** Start **

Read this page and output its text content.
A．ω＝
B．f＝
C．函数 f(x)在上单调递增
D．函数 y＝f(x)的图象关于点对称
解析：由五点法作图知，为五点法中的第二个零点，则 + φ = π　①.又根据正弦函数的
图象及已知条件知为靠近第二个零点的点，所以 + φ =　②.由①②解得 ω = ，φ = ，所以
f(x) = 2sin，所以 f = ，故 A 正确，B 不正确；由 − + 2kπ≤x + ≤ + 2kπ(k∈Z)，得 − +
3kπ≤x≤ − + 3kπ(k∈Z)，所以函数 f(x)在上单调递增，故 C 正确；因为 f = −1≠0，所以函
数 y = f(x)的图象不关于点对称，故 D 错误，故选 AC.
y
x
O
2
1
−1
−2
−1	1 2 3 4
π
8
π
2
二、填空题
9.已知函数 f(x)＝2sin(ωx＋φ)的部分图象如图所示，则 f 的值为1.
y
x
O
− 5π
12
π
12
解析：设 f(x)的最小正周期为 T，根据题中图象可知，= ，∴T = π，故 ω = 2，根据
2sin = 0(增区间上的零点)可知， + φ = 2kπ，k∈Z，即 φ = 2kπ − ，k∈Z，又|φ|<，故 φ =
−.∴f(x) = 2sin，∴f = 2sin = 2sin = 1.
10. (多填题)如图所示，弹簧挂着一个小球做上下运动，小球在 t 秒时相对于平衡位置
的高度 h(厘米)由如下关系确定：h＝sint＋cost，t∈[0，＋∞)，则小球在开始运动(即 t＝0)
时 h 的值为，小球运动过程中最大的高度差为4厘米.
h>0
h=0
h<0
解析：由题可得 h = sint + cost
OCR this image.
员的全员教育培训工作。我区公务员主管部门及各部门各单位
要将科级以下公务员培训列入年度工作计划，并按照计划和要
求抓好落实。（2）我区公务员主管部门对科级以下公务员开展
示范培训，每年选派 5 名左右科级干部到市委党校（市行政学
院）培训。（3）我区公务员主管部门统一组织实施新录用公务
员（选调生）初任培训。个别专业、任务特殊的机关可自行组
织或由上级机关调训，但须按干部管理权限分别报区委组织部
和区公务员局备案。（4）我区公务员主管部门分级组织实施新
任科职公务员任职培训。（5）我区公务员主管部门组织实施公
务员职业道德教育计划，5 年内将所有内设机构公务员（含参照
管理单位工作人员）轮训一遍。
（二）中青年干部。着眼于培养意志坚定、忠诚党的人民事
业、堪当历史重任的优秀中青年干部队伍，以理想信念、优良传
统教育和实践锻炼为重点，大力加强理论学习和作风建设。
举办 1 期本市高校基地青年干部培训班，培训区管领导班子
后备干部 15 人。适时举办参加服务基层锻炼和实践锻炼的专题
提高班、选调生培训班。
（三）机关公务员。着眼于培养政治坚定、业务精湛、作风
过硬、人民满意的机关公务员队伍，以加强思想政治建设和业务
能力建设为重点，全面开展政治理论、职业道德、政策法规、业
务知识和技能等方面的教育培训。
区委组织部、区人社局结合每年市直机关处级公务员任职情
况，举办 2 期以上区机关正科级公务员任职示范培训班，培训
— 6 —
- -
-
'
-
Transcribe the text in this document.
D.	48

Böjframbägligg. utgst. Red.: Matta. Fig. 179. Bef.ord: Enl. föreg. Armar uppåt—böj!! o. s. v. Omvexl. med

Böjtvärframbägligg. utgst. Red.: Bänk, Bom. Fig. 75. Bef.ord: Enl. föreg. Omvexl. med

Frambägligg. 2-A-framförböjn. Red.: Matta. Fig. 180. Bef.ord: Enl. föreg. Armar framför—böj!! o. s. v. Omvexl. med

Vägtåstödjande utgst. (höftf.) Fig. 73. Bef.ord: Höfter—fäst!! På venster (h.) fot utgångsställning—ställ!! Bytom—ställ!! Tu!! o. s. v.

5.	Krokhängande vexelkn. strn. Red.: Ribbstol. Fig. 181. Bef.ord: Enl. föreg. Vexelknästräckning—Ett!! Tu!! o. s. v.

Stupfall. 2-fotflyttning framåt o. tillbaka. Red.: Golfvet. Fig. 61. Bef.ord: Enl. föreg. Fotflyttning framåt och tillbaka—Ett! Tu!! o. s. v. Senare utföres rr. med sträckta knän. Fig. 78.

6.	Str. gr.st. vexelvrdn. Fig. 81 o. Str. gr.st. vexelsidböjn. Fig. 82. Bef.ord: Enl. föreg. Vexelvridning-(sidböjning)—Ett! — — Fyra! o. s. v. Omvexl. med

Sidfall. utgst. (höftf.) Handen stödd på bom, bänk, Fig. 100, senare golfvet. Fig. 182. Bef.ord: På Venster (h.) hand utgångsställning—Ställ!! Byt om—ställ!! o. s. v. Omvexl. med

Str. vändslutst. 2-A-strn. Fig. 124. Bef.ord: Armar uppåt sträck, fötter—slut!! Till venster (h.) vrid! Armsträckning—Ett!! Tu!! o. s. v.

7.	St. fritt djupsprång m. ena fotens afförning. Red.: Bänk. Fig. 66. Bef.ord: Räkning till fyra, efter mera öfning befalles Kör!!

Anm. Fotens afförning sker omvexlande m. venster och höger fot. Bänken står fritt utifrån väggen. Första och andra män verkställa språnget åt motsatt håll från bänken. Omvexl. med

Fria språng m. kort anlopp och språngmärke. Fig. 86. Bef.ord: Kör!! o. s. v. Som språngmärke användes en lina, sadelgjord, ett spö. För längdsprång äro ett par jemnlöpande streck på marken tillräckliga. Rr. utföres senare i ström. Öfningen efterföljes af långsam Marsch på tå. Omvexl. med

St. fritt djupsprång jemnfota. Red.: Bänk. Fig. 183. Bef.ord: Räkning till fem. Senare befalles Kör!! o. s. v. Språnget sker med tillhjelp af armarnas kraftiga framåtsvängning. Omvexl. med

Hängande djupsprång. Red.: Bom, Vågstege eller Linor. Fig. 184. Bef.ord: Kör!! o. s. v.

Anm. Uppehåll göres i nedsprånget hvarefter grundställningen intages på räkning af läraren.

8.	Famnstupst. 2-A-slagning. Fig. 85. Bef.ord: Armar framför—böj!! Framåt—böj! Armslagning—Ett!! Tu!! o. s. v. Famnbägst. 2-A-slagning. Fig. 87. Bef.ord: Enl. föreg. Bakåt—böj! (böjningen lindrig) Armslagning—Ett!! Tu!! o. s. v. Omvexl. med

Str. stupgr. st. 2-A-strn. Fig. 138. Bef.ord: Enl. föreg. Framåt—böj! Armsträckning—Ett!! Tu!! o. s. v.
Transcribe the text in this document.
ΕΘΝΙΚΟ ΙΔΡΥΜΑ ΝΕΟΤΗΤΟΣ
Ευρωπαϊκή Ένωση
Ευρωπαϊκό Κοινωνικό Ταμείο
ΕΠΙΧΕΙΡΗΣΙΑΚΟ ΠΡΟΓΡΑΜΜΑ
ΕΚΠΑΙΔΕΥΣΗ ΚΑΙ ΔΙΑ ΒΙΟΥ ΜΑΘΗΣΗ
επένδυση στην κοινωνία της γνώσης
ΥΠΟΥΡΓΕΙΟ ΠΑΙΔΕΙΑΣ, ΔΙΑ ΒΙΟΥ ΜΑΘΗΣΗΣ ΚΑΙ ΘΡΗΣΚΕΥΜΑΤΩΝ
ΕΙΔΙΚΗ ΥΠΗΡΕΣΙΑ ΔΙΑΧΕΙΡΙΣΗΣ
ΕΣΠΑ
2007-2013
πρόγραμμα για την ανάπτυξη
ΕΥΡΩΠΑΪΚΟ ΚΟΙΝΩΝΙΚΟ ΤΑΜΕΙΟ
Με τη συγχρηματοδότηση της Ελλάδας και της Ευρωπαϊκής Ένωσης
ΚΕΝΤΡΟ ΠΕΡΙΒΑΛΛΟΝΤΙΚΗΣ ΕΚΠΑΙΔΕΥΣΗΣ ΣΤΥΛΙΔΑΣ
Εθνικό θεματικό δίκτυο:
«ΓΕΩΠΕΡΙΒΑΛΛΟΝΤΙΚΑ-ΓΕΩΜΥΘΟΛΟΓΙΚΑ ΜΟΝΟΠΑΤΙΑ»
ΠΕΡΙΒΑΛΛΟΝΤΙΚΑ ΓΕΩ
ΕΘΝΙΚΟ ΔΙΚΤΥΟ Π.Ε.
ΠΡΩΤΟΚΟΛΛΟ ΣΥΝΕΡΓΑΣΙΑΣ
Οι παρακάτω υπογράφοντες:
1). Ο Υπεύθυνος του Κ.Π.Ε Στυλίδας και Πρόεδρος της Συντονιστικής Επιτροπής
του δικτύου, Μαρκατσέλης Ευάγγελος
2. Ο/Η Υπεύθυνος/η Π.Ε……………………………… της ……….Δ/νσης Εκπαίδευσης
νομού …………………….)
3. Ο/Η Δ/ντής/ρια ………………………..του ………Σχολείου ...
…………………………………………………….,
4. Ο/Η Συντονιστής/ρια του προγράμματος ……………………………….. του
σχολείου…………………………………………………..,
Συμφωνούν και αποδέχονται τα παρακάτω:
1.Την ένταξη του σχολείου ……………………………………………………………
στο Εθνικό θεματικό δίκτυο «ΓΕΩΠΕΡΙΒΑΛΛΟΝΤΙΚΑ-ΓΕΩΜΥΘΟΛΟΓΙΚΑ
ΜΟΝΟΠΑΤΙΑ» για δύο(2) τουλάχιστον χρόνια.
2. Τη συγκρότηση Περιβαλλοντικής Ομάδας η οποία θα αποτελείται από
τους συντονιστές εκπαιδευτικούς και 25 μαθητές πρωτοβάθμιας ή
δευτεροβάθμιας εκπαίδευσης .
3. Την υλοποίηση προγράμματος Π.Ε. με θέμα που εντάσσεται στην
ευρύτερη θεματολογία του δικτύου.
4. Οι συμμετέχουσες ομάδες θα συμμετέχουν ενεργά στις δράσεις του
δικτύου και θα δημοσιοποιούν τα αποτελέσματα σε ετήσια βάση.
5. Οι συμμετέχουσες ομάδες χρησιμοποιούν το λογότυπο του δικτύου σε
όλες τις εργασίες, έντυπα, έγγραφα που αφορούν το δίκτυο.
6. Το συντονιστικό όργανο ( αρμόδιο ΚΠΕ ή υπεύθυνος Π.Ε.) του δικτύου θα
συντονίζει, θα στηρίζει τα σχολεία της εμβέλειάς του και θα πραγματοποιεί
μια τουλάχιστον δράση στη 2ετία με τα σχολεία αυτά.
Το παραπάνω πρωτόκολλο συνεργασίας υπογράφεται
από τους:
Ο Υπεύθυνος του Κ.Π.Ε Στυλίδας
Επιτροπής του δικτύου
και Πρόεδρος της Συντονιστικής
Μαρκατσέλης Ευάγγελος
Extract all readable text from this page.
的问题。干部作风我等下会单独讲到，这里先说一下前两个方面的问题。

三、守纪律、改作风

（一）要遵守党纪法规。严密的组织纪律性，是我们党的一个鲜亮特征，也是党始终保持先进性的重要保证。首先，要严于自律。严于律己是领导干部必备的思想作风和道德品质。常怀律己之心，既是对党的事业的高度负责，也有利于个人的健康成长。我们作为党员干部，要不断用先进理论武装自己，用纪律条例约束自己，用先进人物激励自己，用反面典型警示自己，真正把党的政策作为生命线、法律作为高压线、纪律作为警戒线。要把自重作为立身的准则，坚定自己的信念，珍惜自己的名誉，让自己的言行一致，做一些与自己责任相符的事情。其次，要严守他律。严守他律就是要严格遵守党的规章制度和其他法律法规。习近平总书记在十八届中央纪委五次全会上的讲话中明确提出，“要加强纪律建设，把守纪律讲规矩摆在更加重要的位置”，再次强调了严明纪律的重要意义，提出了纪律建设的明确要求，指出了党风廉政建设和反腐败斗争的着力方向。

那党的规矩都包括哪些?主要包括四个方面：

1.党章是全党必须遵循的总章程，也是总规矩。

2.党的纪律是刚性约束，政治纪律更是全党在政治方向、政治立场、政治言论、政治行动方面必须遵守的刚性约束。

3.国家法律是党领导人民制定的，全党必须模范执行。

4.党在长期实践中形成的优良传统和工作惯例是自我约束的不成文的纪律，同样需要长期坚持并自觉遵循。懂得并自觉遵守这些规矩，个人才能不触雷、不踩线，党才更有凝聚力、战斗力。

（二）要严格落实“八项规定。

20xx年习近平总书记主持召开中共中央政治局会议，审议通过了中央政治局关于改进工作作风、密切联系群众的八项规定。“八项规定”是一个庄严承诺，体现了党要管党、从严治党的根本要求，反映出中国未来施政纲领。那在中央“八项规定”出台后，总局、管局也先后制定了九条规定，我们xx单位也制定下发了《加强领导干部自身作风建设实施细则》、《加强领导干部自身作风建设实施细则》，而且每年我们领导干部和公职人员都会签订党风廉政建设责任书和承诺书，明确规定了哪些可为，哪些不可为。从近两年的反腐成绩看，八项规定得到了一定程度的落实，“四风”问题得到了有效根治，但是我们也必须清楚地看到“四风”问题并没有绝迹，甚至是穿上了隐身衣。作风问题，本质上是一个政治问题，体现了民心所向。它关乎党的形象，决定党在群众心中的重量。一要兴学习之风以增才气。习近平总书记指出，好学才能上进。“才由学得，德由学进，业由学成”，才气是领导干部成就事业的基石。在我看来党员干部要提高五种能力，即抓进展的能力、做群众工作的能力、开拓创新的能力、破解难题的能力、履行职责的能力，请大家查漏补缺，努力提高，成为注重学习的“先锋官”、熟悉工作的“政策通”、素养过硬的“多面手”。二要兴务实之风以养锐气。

** End **

Each line that holds the word "befalles" is to be copied.

= REPLY TO THE TASK =
7.	St. fritt djupsprång m. ena fotens afförning. Red.: Bänk. Fig. 66. Bef.ord: Räkning till fyra, efter mera öfning befalles Kör!!
St. fritt djupsprång jemnfota. Red.: Bänk. Fig. 183. Bef.ord: Räkning till fem. Senare befalles Kör!! o. s. v. Språnget sker med tillhjelp af armarnas kraftiga framåtsvängning. Omvexl. med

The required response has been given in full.